• [WORK TO DO]
Skip the images. Copy the records exactly as written.

• [MATERIAL FOR THIS EXERCISE]
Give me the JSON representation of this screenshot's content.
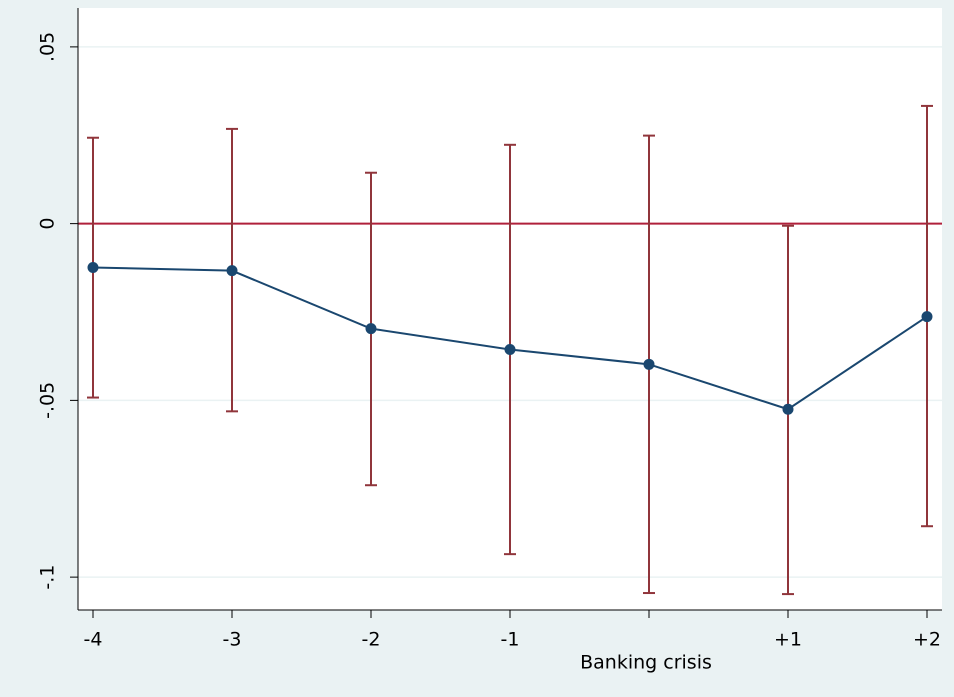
{
  "chart_data": {
    "type": "line",
    "x_label": "Banking crisis",
    "categories": [
      "-4",
      "-3",
      "-2",
      "-1",
      null,
      "+1",
      "+2"
    ],
    "values": [
      -0.0124,
      -0.0133,
      -0.0297,
      -0.0356,
      -0.0398,
      -0.0525,
      -0.0263
    ],
    "ci_low": [
      -0.0492,
      -0.0531,
      -0.074,
      -0.0935,
      -0.1045,
      -0.1048,
      -0.0856
    ],
    "ci_high": [
      0.0243,
      0.0268,
      0.0144,
      0.0223,
      0.0249,
      -0.0006,
      0.0333
    ],
    "color": "#1a476f",
    "ci_color": "#90353b",
    "yline": 0,
    "yline_color": "#b0203b",
    "ylim": [
      -0.1093,
      0.061
    ],
    "yticks": [
      {
        "value": -0.1,
        "label": "-.1"
      },
      {
        "value": -0.05,
        "label": "-.05"
      },
      0,
      {
        "value": 0.05,
        "label": ".05"
      }
    ],
    "grid": true
  }
}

• [RESULT OF THE TASK]
Give me the JSON representation of this screenshot's content.
{
  "chart_data": {
    "type": "line",
    "x_label": "Banking crisis",
    "categories": [
      "-4",
      "-3",
      "-2",
      "-1",
      null,
      "+1",
      "+2"
    ],
    "values": [
      -0.0124,
      -0.0133,
      -0.0297,
      -0.0356,
      -0.0398,
      -0.0525,
      -0.0263
    ],
    "ci_low": [
      -0.0492,
      -0.0531,
      -0.074,
      -0.0935,
      -0.1045,
      -0.1048,
      -0.0856
    ],
    "ci_high": [
      0.0243,
      0.0268,
      0.0144,
      0.0223,
      0.0249,
      -0.0006,
      0.0333
    ],
    "color": "#1a476f",
    "ci_color": "#90353b",
    "yline": 0,
    "yline_color": "#b0203b",
    "ylim": [
      -0.1093,
      0.061
    ],
    "yticks": [
      {
        "value": -0.1,
        "label": "-.1"
      },
      {
        "value": -0.05,
        "label": "-.05"
      },
      0,
      {
        "value": 0.05,
        "label": ".05"
      }
    ],
    "grid": true
  }
}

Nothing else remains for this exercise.